:: TUJUAN TUGAS ::
Tuliskan lanjutan teks tentang peran publik muslimah di bawah ini, dimulai tepat setelah kalimat terakhirnya.

:: TEKS YANG DITAMPILKAN ::
Demikianlah tanggung jawab yang mesti diemban oleh individu muslim dan muslimah. Dari sinilah kita melihat dan menakar peran publik muslimah.
Maksudnya, bahwasannya peran publik bukanlah peran tersendiri,akan tetapi sebuah peran yang berkaitan dengan peran-peran yang lain. Dan harus dijalankan secara seimbang.
Peran publik ini kalau bisa realisasikan formatnya antara lain:
1. Peran Sosial.
Seorang muslimah harus melaksanakan peran sosial ini, yaitu peran seorang muslimah ikut berpartisipasi membangun mental masyarakat. Terutama masyarakat perempuan itu sendiri. Apabila wanita muslimah tidak peduli dengan kondisi sosial masyarakat dan acuh tak acuh terhadap kondisi itu, maka ia tidak melaksanakan tanggung jawab yang diberikan oleh Islam kepadanya. Apatah lagi, bila muslimah tersebut memiliki kapabilitas yang cukup, sarana dan prasarana yang mendukung dan memadai. Seperti membantu anggota masyarakat yang memerlukan bantuan, baik bantuan moral, material, maupun tenaga.
2. Peran Politik.

:: KUMPULAN DATA ::
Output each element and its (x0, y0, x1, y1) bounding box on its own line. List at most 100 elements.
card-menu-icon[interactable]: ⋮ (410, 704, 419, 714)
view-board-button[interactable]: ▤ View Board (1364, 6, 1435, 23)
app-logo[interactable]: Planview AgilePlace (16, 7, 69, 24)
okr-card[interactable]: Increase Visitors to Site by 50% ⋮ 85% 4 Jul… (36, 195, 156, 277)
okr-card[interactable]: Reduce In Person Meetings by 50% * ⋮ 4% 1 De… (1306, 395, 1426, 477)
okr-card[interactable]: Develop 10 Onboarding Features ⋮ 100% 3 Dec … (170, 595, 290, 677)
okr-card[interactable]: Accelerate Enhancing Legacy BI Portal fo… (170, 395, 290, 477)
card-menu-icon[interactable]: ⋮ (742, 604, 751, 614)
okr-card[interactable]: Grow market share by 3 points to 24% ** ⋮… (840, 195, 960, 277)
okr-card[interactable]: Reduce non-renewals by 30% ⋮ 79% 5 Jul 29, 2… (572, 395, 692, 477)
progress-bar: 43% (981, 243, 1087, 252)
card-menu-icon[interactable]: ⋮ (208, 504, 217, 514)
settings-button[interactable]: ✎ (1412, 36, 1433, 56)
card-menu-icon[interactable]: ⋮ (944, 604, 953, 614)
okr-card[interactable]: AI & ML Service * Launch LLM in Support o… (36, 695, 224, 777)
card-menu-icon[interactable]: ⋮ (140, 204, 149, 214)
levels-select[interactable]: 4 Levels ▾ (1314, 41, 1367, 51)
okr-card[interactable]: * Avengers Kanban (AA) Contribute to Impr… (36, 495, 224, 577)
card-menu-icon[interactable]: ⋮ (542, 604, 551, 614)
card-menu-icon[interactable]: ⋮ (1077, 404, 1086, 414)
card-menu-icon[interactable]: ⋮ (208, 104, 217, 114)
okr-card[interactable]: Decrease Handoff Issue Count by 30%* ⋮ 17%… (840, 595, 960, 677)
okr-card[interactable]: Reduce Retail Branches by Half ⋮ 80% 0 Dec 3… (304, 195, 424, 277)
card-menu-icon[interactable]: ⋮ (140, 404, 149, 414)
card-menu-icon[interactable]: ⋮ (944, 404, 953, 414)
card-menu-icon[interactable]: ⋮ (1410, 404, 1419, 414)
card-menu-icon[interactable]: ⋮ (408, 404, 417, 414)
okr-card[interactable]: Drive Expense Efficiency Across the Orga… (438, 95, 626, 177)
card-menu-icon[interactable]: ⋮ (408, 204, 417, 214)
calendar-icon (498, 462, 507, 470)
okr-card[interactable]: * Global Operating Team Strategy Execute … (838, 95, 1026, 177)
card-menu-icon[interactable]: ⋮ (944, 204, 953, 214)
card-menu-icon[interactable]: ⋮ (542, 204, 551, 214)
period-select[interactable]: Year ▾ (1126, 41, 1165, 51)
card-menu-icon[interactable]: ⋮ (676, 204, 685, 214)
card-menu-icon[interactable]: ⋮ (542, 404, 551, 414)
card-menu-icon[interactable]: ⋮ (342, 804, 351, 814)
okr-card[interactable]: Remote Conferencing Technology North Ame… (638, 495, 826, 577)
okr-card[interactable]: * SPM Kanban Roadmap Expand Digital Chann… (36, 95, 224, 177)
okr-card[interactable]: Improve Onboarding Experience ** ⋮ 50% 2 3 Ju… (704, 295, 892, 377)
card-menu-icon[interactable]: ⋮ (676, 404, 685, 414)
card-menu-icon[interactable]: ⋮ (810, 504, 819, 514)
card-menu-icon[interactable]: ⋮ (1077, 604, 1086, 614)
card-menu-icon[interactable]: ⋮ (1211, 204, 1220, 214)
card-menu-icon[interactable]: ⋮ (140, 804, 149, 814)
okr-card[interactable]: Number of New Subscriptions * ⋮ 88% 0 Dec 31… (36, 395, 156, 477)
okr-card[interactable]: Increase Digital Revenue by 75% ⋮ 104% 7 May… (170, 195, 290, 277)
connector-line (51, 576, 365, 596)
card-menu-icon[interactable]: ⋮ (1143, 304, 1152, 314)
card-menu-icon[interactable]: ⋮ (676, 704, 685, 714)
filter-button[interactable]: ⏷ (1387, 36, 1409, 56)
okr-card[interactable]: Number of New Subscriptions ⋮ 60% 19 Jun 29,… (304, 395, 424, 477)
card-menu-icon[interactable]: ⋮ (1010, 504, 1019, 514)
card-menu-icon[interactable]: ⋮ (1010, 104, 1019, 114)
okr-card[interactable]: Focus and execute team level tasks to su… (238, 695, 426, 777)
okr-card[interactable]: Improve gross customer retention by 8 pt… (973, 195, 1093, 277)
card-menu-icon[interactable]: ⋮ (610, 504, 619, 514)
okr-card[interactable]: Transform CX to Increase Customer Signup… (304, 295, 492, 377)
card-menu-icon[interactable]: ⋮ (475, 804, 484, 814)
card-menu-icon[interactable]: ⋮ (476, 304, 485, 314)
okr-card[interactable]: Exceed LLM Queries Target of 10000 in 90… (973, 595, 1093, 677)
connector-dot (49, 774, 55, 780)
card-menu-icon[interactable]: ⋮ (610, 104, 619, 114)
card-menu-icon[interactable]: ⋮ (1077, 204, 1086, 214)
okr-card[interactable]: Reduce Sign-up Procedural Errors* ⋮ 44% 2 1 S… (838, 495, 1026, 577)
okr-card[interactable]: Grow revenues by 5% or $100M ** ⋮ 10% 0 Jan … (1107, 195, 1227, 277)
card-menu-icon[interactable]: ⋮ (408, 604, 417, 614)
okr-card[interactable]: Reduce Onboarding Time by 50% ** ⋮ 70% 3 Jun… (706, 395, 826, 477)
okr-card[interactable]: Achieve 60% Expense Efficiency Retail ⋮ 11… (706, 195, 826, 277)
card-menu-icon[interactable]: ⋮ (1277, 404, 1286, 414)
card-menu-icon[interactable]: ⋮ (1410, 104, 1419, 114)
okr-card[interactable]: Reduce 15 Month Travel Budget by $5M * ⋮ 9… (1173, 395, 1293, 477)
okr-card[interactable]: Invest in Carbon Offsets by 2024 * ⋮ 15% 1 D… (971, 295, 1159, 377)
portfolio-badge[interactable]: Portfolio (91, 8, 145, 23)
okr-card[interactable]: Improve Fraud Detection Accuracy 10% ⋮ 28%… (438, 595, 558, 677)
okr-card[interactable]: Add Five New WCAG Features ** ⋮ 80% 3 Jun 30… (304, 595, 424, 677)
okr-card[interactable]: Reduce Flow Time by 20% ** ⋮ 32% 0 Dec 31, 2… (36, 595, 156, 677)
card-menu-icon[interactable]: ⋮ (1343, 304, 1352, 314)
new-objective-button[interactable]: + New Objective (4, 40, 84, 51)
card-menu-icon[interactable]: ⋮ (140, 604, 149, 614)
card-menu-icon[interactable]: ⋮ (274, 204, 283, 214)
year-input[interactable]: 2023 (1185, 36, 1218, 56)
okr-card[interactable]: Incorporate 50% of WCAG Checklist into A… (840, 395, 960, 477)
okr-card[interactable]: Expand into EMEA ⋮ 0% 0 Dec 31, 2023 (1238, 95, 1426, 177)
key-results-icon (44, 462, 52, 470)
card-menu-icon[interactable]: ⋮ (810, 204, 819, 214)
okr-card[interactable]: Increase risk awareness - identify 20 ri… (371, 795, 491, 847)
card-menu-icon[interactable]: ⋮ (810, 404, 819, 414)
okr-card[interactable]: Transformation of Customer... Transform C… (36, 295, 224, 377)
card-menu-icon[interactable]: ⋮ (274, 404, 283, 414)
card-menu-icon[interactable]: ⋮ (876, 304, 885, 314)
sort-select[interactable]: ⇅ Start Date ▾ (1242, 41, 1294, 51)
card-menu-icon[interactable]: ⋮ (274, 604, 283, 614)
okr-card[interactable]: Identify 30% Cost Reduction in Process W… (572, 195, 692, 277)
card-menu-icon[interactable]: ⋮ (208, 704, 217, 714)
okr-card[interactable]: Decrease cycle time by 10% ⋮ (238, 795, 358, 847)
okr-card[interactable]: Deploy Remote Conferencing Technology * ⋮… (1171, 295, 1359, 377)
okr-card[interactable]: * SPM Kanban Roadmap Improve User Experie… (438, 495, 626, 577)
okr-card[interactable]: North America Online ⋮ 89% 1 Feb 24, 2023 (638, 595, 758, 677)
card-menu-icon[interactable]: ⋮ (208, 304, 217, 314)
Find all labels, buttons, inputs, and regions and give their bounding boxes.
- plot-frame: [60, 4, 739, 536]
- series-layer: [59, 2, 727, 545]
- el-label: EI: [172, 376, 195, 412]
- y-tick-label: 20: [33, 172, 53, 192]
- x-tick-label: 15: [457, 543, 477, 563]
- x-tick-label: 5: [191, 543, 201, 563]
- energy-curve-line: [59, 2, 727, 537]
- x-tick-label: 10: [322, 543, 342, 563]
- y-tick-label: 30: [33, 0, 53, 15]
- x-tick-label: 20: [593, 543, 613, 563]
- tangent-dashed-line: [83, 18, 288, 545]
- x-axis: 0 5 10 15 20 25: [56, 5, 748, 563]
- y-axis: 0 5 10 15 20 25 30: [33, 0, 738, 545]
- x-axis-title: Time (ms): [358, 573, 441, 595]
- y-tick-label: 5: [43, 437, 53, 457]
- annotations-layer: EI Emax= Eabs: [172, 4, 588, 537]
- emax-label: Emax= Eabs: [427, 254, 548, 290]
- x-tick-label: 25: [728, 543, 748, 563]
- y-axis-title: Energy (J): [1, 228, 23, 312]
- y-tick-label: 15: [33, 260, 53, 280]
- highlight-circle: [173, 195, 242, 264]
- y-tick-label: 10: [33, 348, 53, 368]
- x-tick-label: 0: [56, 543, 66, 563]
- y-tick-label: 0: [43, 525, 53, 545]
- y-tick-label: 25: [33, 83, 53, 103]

:: JAWABAN TUGAS ::
Seorang wanita muslimah juga memiliki tanggung jawab politik di masyarakat. Sebab politik adalah seni mengatur masyarakat, dan wanita adalah bagian terpenting yang tidak terpisahkan dari masyarakat, maka ia juga memiliki peran politis tersebut. Berbagai kebijakan sosial di masyarakat bila wanita muslimah tidak terlibat dalam pengambilan keputusan tersebut,maka akan sangat merugikan masyarakat itu sendiri. Di era demokrasi seperti sekarang ini, jumlah wanita jelas lebih banyak dibandingkan dengan jumlah lelaki. Kelompok Islam Phobia mengerahkan wanita-wanitanya untuk ikut mendukung perjuangan politis mereka dengan berbagai macam cara, hal itu tidak bisa diimbangi kecuali dengan melibatkan muslimah dalam peran politis. Terutama untuk menjawab hal-hal kesalah pahaman terhadap Islam yang selalu digembar-gemborkan oleh kelompok Islam phobia dengan dalih membela wanita dsb. Pembelaan itu akan lebih kuat bila yang melakukan adalah wanita muslimah.
3. Peran Pendidikan masyarakat.
Dalam mendidik masyarakat, tidak cukup hanya dengan melibatkan laki-laki saja, akan tetapi dituntut peran muslimah untuk melaksanakan pendidikan masyarakat, entah itu berupa pengajian, taman kanak-kanak dan lain sebagainya. Apalagi bila peran tersebut bila berhubungan dengan kaum wanita itu sendiri.

4. Peran profesi
Hendaknya wanita juga memiliki peran profesi yang dijalankan di masyarakat, apalagi bila profesi tersebut berhubungan dengan kebutuhan dan keperluan wanita. Sungguh sebuah kesalahan masyarakat muslim bila memprofesikan laki-laki dalam profesi yang seharusnya wanita yang layak melaksanakannya, dan kesalahan wanita bila tidak mengambil peran tersebut.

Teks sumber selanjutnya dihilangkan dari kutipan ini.